Return every entry exactly.

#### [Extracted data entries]
═══
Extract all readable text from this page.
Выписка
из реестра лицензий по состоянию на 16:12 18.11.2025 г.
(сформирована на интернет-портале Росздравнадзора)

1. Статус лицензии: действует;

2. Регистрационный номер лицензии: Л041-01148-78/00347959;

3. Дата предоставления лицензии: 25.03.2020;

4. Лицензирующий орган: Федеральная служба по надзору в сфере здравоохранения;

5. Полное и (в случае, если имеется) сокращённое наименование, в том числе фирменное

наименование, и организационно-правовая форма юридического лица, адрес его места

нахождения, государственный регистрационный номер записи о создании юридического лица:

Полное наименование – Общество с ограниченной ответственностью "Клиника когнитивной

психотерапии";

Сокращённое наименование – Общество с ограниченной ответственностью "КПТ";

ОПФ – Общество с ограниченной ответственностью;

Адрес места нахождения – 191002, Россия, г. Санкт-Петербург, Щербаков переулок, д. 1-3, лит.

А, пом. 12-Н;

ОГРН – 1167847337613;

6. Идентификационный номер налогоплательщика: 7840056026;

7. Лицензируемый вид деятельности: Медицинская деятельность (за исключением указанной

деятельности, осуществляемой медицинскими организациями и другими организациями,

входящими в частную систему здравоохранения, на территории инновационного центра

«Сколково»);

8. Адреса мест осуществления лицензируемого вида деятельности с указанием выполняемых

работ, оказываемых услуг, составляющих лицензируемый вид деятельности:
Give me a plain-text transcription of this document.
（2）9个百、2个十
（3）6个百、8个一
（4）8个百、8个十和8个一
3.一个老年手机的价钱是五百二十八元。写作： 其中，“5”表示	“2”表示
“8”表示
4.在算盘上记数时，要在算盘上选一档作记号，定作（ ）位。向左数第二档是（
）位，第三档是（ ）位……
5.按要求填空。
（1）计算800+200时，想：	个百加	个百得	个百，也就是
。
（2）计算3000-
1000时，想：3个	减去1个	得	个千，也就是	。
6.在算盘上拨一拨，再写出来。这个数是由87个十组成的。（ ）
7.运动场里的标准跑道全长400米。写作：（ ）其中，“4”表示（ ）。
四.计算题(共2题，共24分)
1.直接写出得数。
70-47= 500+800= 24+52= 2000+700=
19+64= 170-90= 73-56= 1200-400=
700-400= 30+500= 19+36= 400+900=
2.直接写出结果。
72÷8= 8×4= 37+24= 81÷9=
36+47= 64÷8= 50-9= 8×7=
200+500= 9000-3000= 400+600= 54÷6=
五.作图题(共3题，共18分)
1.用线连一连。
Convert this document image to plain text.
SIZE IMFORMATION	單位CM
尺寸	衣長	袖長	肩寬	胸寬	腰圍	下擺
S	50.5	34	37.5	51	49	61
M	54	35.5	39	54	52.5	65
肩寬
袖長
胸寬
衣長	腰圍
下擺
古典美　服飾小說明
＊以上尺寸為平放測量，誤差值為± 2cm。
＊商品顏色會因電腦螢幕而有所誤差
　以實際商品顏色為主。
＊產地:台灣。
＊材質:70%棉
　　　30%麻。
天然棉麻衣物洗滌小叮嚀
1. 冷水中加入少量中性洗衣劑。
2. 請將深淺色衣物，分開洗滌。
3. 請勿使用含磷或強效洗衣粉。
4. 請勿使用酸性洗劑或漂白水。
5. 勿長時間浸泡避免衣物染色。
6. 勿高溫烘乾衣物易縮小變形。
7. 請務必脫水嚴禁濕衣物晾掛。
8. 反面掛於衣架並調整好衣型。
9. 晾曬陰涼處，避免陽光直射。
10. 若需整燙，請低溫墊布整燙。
═══
#### [RESPONSE TO THE EXERCISE]
Extract all readable text from this page.
Выписка
из реестра лицензий по состоянию на 16:12 18.11.2025 г.
(сформирована на интернет-портале Росздравнадзора)

1. Статус лицензии: действует;

2. Регистрационный номер лицензии: Л041-01148-78/00347959;

3. Дата предоставления лицензии: 25.03.2020;

4. Лицензирующий орган: Федеральная служба по надзору в сфере здравоохранения;

5. Полное и (в случае, если имеется) сокращённое наименование, в том числе фирменное

наименование, и организационно-правовая форма юридического лица, адрес его места

нахождения, государственный регистрационный номер записи о создании юридического лица:

Полное наименование – Общество с ограниченной ответственностью "Клиника когнитивной

психотерапии";

Сокращённое наименование – Общество с ограниченной ответственностью "КПТ";

ОПФ – Общество с ограниченной ответственностью;

Адрес места нахождения – 191002, Россия, г. Санкт-Петербург, Щербаков переулок, д. 1-3, лит.

А, пом. 12-Н;

ОГРН – 1167847337613;

6. Идентификационный номер налогоплательщика: 7840056026;

7. Лицензируемый вид деятельности: Медицинская деятельность (за исключением указанной

деятельности, осуществляемой медицинскими организациями и другими организациями,

входящими в частную систему здравоохранения, на территории инновационного центра

«Сколково»);

8. Адреса мест осуществления лицензируемого вида деятельности с указанием выполняемых

работ, оказываемых услуг, составляющих лицензируемый вид деятельности:
Give me a plain-text transcription of this document.
（2）9个百、2个十
（3）6个百、8个一
（4）8个百、8个十和8个一
3.一个老年手机的价钱是五百二十八元。写作： 其中，“5”表示	“2”表示
“8”表示
4.在算盘上记数时，要在算盘上选一档作记号，定作（ ）位。向左数第二档是（
）位，第三档是（ ）位……
5.按要求填空。
（1）计算800+200时，想：	个百加	个百得	个百，也就是
。
（2）计算3000-
1000时，想：3个	减去1个	得	个千，也就是	。
6.在算盘上拨一拨，再写出来。这个数是由87个十组成的。（ ）
7.运动场里的标准跑道全长400米。写作：（ ）其中，“4”表示（ ）。
四.计算题(共2题，共24分)
1.直接写出得数。
70-47= 500+800= 24+52= 2000+700=
19+64= 170-90= 73-56= 1200-400=
700-400= 30+500= 19+36= 400+900=
2.直接写出结果。
72÷8= 8×4= 37+24= 81÷9=
36+47= 64÷8= 50-9= 8×7=
200+500= 9000-3000= 400+600= 54÷6=
五.作图题(共3题，共18分)
1.用线连一连。
Convert this document image to plain text.
SIZE IMFORMATION	單位CM
尺寸	衣長	袖長	肩寬	胸寬	腰圍	下擺
S	50.5	34	37.5	51	49	61
M	54	35.5	39	54	52.5	65
肩寬
袖長
胸寬
衣長	腰圍
下擺
古典美　服飾小說明
＊以上尺寸為平放測量，誤差值為± 2cm。
＊商品顏色會因電腦螢幕而有所誤差
　以實際商品顏色為主。
＊產地:台灣。
＊材質:70%棉
　　　30%麻。
天然棉麻衣物洗滌小叮嚀
1. 冷水中加入少量中性洗衣劑。
2. 請將深淺色衣物，分開洗滌。
3. 請勿使用含磷或強效洗衣粉。
4. 請勿使用酸性洗劑或漂白水。
5. 勿長時間浸泡避免衣物染色。
6. 勿高溫烘乾衣物易縮小變形。
7. 請務必脫水嚴禁濕衣物晾掛。
8. 反面掛於衣架並調整好衣型。
9. 晾曬陰涼處，避免陽光直射。
10. 若需整燙，請低溫墊布整燙。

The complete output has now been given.